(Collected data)
────────────────
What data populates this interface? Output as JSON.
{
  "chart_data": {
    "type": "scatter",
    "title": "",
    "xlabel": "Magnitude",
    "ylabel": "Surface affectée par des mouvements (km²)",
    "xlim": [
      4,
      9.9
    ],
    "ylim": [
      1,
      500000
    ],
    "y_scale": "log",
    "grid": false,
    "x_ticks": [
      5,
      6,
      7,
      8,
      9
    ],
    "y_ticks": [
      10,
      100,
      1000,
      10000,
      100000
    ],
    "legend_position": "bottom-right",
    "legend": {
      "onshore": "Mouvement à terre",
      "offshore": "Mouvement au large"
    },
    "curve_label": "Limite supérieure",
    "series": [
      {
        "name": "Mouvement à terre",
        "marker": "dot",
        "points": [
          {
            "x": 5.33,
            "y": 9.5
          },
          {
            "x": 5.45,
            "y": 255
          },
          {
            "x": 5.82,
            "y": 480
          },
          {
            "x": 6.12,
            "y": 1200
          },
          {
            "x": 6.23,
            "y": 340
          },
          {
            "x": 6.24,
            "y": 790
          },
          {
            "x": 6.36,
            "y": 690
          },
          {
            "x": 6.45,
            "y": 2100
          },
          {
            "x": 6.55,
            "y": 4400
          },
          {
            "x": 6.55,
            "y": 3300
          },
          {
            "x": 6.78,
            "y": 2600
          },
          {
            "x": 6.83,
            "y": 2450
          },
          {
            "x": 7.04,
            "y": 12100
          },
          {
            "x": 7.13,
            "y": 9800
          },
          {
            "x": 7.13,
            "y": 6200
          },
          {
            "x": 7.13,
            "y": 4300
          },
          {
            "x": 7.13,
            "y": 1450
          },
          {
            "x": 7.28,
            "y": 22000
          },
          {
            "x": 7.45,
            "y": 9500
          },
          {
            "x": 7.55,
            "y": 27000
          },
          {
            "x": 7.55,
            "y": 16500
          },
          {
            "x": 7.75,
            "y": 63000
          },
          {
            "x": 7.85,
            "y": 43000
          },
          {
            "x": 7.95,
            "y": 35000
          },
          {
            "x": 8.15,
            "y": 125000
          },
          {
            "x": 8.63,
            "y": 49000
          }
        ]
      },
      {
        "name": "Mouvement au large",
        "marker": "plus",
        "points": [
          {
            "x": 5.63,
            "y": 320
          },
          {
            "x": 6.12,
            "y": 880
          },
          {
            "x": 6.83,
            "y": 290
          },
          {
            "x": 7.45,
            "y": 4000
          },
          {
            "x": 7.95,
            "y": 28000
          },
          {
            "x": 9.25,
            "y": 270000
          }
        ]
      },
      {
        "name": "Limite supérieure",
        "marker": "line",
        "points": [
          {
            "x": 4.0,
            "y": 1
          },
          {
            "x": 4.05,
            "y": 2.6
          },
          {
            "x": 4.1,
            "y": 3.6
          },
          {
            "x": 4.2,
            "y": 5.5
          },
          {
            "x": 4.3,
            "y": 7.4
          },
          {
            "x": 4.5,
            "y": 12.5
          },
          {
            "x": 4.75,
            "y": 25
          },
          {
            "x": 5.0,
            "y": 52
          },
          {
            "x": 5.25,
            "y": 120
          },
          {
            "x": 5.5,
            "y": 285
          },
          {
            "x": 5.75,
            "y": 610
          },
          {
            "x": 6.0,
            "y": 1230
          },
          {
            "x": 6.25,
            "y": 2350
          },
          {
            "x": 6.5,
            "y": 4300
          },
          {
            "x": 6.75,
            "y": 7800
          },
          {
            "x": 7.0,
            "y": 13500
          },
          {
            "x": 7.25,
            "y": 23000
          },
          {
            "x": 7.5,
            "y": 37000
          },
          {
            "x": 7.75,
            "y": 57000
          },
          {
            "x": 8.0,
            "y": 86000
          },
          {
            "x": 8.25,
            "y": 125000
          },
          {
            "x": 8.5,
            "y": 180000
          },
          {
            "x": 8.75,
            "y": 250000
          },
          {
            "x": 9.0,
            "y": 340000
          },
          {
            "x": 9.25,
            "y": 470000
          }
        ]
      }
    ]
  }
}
────────────────
### Directions for this task
Reproduce each line verbatim.

### Finished exercise
What data populates this interface? Output as JSON.
{
  "chart_data": {
    "type": "scatter",
    "title": "",
    "xlabel": "Magnitude",
    "ylabel": "Surface affectée par des mouvements (km²)",
    "xlim": [
      4,
      9.9
    ],
    "ylim": [
      1,
      500000
    ],
    "y_scale": "log",
    "grid": false,
    "x_ticks": [
      5,
      6,
      7,
      8,
      9
    ],
    "y_ticks": [
      10,
      100,
      1000,
      10000,
      100000
    ],
    "legend_position": "bottom-right",
    "legend": {
      "onshore": "Mouvement à terre",
      "offshore": "Mouvement au large"
    },
    "curve_label": "Limite supérieure",
    "series": [
      {
        "name": "Mouvement à terre",
        "marker": "dot",
        "points": [
          {
            "x": 5.33,
            "y": 9.5
          },
          {
            "x": 5.45,
            "y": 255
          },
          {
            "x": 5.82,
            "y": 480
          },
          {
            "x": 6.12,
            "y": 1200
          },
          {
            "x": 6.23,
            "y": 340
          },
          {
            "x": 6.24,
            "y": 790
          },
          {
            "x": 6.36,
            "y": 690
          },
          {
            "x": 6.45,
            "y": 2100
          },
          {
            "x": 6.55,
            "y": 4400
          },
          {
            "x": 6.55,
            "y": 3300
          },
          {
            "x": 6.78,
            "y": 2600
          },
          {
            "x": 6.83,
            "y": 2450
          },
          {
            "x": 7.04,
            "y": 12100
          },
          {
            "x": 7.13,
            "y": 9800
          },
          {
            "x": 7.13,
            "y": 6200
          },
          {
            "x": 7.13,
            "y": 4300
          },
          {
            "x": 7.13,
            "y": 1450
          },
          {
            "x": 7.28,
            "y": 22000
          },
          {
            "x": 7.45,
            "y": 9500
          },
          {
            "x": 7.55,
            "y": 27000
          },
          {
            "x": 7.55,
            "y": 16500
          },
          {
            "x": 7.75,
            "y": 63000
          },
          {
            "x": 7.85,
            "y": 43000
          },
          {
            "x": 7.95,
            "y": 35000
          },
          {
            "x": 8.15,
            "y": 125000
          },
          {
            "x": 8.63,
            "y": 49000
          }
        ]
      },
      {
        "name": "Mouvement au large",
        "marker": "plus",
        "points": [
          {
            "x": 5.63,
            "y": 320
          },
          {
            "x": 6.12,
            "y": 880
          },
          {
            "x": 6.83,
            "y": 290
          },
          {
            "x": 7.45,
            "y": 4000
          },
          {
            "x": 7.95,
            "y": 28000
          },
          {
            "x": 9.25,
            "y": 270000
          }
        ]
      },
      {
        "name": "Limite supérieure",
        "marker": "line",
        "points": [
          {
            "x": 4.0,
            "y": 1
          },
          {
            "x": 4.05,
            "y": 2.6
          },
          {
            "x": 4.1,
            "y": 3.6
          },
          {
            "x": 4.2,
            "y": 5.5
          },
          {
            "x": 4.3,
            "y": 7.4
          },
          {
            "x": 4.5,
            "y": 12.5
          },
          {
            "x": 4.75,
            "y": 25
          },
          {
            "x": 5.0,
            "y": 52
          },
          {
            "x": 5.25,
            "y": 120
          },
          {
            "x": 5.5,
            "y": 285
          },
          {
            "x": 5.75,
            "y": 610
          },
          {
            "x": 6.0,
            "y": 1230
          },
          {
            "x": 6.25,
            "y": 2350
          },
          {
            "x": 6.5,
            "y": 4300
          },
          {
            "x": 6.75,
            "y": 7800
          },
          {
            "x": 7.0,
            "y": 13500
          },
          {
            "x": 7.25,
            "y": 23000
          },
          {
            "x": 7.5,
            "y": 37000
          },
          {
            "x": 7.75,
            "y": 57000
          },
          {
            "x": 8.0,
            "y": 86000
          },
          {
            "x": 8.25,
            "y": 125000
          },
          {
            "x": 8.5,
            "y": 180000
          },
          {
            "x": 8.75,
            "y": 250000
          },
          {
            "x": 9.0,
            "y": 340000
          },
          {
            "x": 9.25,
            "y": 470000
          }
        ]
      }
    ]
  }
}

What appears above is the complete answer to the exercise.